[Instructions for the task] Retype the listing that follows, exactly as written.

[Materials provided]
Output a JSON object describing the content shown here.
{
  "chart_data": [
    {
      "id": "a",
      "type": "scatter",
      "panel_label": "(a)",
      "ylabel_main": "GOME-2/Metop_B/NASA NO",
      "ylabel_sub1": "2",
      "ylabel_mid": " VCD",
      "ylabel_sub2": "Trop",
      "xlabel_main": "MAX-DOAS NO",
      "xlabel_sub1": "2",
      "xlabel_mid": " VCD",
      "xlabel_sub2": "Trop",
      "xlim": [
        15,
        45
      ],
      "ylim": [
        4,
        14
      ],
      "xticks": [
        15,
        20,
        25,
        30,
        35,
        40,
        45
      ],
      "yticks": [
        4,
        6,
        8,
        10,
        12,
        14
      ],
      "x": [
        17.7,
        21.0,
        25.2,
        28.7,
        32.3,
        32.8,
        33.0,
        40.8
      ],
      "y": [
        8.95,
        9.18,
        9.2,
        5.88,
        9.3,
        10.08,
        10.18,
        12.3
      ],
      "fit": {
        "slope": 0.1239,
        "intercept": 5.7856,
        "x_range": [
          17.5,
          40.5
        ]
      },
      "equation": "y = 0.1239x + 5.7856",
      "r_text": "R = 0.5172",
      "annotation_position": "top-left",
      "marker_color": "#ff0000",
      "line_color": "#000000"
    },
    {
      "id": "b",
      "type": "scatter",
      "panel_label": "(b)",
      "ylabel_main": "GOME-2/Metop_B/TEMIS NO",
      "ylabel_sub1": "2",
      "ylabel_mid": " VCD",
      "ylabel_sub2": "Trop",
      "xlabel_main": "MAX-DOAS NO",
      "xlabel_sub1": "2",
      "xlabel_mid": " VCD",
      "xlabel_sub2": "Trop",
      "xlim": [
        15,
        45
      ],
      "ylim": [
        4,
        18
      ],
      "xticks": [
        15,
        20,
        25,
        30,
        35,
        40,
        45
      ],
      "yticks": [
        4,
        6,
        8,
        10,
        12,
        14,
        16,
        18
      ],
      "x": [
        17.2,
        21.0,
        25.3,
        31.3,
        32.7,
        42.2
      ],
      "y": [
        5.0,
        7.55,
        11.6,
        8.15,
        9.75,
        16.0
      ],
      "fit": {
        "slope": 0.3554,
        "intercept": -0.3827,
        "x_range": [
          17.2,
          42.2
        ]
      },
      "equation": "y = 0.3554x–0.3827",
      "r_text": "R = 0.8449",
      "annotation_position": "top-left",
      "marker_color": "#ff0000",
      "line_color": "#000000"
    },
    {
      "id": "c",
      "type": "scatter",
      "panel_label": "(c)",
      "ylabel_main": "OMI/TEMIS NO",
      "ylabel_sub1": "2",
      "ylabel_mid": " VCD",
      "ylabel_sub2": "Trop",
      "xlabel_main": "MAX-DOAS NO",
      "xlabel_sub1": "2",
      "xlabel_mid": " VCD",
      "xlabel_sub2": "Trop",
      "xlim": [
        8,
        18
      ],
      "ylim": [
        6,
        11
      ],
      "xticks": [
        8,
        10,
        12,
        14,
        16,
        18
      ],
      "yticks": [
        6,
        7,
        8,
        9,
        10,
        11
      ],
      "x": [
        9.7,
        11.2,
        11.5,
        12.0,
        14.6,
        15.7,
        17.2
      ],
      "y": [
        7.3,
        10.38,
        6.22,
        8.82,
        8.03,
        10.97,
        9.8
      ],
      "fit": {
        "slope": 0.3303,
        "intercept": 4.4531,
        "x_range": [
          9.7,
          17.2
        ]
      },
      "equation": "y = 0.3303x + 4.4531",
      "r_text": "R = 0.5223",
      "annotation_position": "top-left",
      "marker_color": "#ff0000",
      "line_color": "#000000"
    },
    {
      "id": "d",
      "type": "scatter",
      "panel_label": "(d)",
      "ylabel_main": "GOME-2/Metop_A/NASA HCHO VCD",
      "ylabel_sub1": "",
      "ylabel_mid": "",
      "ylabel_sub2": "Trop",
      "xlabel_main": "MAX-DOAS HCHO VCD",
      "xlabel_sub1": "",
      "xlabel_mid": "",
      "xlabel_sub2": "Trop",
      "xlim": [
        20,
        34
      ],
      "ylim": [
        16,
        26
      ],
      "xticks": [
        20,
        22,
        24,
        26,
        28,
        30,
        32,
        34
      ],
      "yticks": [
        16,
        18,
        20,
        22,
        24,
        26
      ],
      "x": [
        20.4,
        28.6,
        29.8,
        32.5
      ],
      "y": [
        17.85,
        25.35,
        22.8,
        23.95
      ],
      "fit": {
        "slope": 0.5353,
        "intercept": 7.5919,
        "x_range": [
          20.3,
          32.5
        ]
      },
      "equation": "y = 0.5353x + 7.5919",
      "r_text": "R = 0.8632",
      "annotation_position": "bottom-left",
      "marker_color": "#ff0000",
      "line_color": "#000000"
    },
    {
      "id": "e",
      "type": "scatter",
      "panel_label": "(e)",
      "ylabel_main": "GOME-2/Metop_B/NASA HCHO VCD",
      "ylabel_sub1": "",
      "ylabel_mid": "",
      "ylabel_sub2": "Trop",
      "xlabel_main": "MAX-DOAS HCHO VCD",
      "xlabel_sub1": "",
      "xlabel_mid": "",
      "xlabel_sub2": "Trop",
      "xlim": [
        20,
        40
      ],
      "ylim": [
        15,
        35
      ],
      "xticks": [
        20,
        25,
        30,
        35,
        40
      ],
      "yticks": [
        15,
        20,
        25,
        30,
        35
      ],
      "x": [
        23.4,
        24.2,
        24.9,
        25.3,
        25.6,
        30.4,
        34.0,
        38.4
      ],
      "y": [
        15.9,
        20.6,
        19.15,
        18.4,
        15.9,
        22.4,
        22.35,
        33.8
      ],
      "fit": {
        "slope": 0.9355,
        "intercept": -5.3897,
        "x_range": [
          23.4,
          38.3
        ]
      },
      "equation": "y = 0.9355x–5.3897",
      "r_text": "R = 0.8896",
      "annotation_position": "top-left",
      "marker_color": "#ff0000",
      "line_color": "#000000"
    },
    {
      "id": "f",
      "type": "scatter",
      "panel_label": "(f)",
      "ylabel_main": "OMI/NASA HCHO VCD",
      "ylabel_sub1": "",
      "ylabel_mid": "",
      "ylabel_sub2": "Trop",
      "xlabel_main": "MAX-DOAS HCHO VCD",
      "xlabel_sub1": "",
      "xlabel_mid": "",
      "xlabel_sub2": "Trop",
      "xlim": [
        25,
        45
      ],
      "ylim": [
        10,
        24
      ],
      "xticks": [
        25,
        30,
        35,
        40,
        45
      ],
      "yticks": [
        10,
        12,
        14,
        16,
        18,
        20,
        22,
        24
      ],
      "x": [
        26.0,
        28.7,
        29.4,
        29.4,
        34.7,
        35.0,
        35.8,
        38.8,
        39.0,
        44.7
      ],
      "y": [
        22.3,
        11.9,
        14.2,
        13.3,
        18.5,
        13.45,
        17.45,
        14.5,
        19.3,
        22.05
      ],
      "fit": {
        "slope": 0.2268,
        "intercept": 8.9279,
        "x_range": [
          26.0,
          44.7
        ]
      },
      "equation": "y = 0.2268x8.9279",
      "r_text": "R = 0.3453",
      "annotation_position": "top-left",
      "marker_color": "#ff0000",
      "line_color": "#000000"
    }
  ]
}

[Right answer]
Output a JSON object describing the content shown here.
{
  "chart_data": [
    {
      "id": "a",
      "type": "scatter",
      "panel_label": "(a)",
      "ylabel_main": "GOME-2/Metop_B/NASA NO",
      "ylabel_sub1": "2",
      "ylabel_mid": " VCD",
      "ylabel_sub2": "Trop",
      "xlabel_main": "MAX-DOAS NO",
      "xlabel_sub1": "2",
      "xlabel_mid": " VCD",
      "xlabel_sub2": "Trop",
      "xlim": [
        15,
        45
      ],
      "ylim": [
        4,
        14
      ],
      "xticks": [
        15,
        20,
        25,
        30,
        35,
        40,
        45
      ],
      "yticks": [
        4,
        6,
        8,
        10,
        12,
        14
      ],
      "x": [
        17.7,
        21.0,
        25.2,
        28.7,
        32.3,
        32.8,
        33.0,
        40.8
      ],
      "y": [
        8.95,
        9.18,
        9.2,
        5.88,
        9.3,
        10.08,
        10.18,
        12.3
      ],
      "fit": {
        "slope": 0.1239,
        "intercept": 5.7856,
        "x_range": [
          17.5,
          40.5
        ]
      },
      "equation": "y = 0.1239x + 5.7856",
      "r_text": "R = 0.5172",
      "annotation_position": "top-left",
      "marker_color": "#ff0000",
      "line_color": "#000000"
    },
    {
      "id": "b",
      "type": "scatter",
      "panel_label": "(b)",
      "ylabel_main": "GOME-2/Metop_B/TEMIS NO",
      "ylabel_sub1": "2",
      "ylabel_mid": " VCD",
      "ylabel_sub2": "Trop",
      "xlabel_main": "MAX-DOAS NO",
      "xlabel_sub1": "2",
      "xlabel_mid": " VCD",
      "xlabel_sub2": "Trop",
      "xlim": [
        15,
        45
      ],
      "ylim": [
        4,
        18
      ],
      "xticks": [
        15,
        20,
        25,
        30,
        35,
        40,
        45
      ],
      "yticks": [
        4,
        6,
        8,
        10,
        12,
        14,
        16,
        18
      ],
      "x": [
        17.2,
        21.0,
        25.3,
        31.3,
        32.7,
        42.2
      ],
      "y": [
        5.0,
        7.55,
        11.6,
        8.15,
        9.75,
        16.0
      ],
      "fit": {
        "slope": 0.3554,
        "intercept": -0.3827,
        "x_range": [
          17.2,
          42.2
        ]
      },
      "equation": "y = 0.3554x–0.3827",
      "r_text": "R = 0.8449",
      "annotation_position": "top-left",
      "marker_color": "#ff0000",
      "line_color": "#000000"
    },
    {
      "id": "c",
      "type": "scatter",
      "panel_label": "(c)",
      "ylabel_main": "OMI/TEMIS NO",
      "ylabel_sub1": "2",
      "ylabel_mid": " VCD",
      "ylabel_sub2": "Trop",
      "xlabel_main": "MAX-DOAS NO",
      "xlabel_sub1": "2",
      "xlabel_mid": " VCD",
      "xlabel_sub2": "Trop",
      "xlim": [
        8,
        18
      ],
      "ylim": [
        6,
        11
      ],
      "xticks": [
        8,
        10,
        12,
        14,
        16,
        18
      ],
      "yticks": [
        6,
        7,
        8,
        9,
        10,
        11
      ],
      "x": [
        9.7,
        11.2,
        11.5,
        12.0,
        14.6,
        15.7,
        17.2
      ],
      "y": [
        7.3,
        10.38,
        6.22,
        8.82,
        8.03,
        10.97,
        9.8
      ],
      "fit": {
        "slope": 0.3303,
        "intercept": 4.4531,
        "x_range": [
          9.7,
          17.2
        ]
      },
      "equation": "y = 0.3303x + 4.4531",
      "r_text": "R = 0.5223",
      "annotation_position": "top-left",
      "marker_color": "#ff0000",
      "line_color": "#000000"
    },
    {
      "id": "d",
      "type": "scatter",
      "panel_label": "(d)",
      "ylabel_main": "GOME-2/Metop_A/NASA HCHO VCD",
      "ylabel_sub1": "",
      "ylabel_mid": "",
      "ylabel_sub2": "Trop",
      "xlabel_main": "MAX-DOAS HCHO VCD",
      "xlabel_sub1": "",
      "xlabel_mid": "",
      "xlabel_sub2": "Trop",
      "xlim": [
        20,
        34
      ],
      "ylim": [
        16,
        26
      ],
      "xticks": [
        20,
        22,
        24,
        26,
        28,
        30,
        32,
        34
      ],
      "yticks": [
        16,
        18,
        20,
        22,
        24,
        26
      ],
      "x": [
        20.4,
        28.6,
        29.8,
        32.5
      ],
      "y": [
        17.85,
        25.35,
        22.8,
        23.95
      ],
      "fit": {
        "slope": 0.5353,
        "intercept": 7.5919,
        "x_range": [
          20.3,
          32.5
        ]
      },
      "equation": "y = 0.5353x + 7.5919",
      "r_text": "R = 0.8632",
      "annotation_position": "bottom-left",
      "marker_color": "#ff0000",
      "line_color": "#000000"
    },
    {
      "id": "e",
      "type": "scatter",
      "panel_label": "(e)",
      "ylabel_main": "GOME-2/Metop_B/NASA HCHO VCD",
      "ylabel_sub1": "",
      "ylabel_mid": "",
      "ylabel_sub2": "Trop",
      "xlabel_main": "MAX-DOAS HCHO VCD",
      "xlabel_sub1": "",
      "xlabel_mid": "",
      "xlabel_sub2": "Trop",
      "xlim": [
        20,
        40
      ],
      "ylim": [
        15,
        35
      ],
      "xticks": [
        20,
        25,
        30,
        35,
        40
      ],
      "yticks": [
        15,
        20,
        25,
        30,
        35
      ],
      "x": [
        23.4,
        24.2,
        24.9,
        25.3,
        25.6,
        30.4,
        34.0,
        38.4
      ],
      "y": [
        15.9,
        20.6,
        19.15,
        18.4,
        15.9,
        22.4,
        22.35,
        33.8
      ],
      "fit": {
        "slope": 0.9355,
        "intercept": -5.3897,
        "x_range": [
          23.4,
          38.3
        ]
      },
      "equation": "y = 0.9355x–5.3897",
      "r_text": "R = 0.8896",
      "annotation_position": "top-left",
      "marker_color": "#ff0000",
      "line_color": "#000000"
    },
    {
      "id": "f",
      "type": "scatter",
      "panel_label": "(f)",
      "ylabel_main": "OMI/NASA HCHO VCD",
      "ylabel_sub1": "",
      "ylabel_mid": "",
      "ylabel_sub2": "Trop",
      "xlabel_main": "MAX-DOAS HCHO VCD",
      "xlabel_sub1": "",
      "xlabel_mid": "",
      "xlabel_sub2": "Trop",
      "xlim": [
        25,
        45
      ],
      "ylim": [
        10,
        24
      ],
      "xticks": [
        25,
        30,
        35,
        40,
        45
      ],
      "yticks": [
        10,
        12,
        14,
        16,
        18,
        20,
        22,
        24
      ],
      "x": [
        26.0,
        28.7,
        29.4,
        29.4,
        34.7,
        35.0,
        35.8,
        38.8,
        39.0,
        44.7
      ],
      "y": [
        22.3,
        11.9,
        14.2,
        13.3,
        18.5,
        13.45,
        17.45,
        14.5,
        19.3,
        22.05
      ],
      "fit": {
        "slope": 0.2268,
        "intercept": 8.9279,
        "x_range": [
          26.0,
          44.7
        ]
      },
      "equation": "y = 0.2268x8.9279",
      "r_text": "R = 0.3453",
      "annotation_position": "top-left",
      "marker_color": "#ff0000",
      "line_color": "#000000"
    }
  ]
}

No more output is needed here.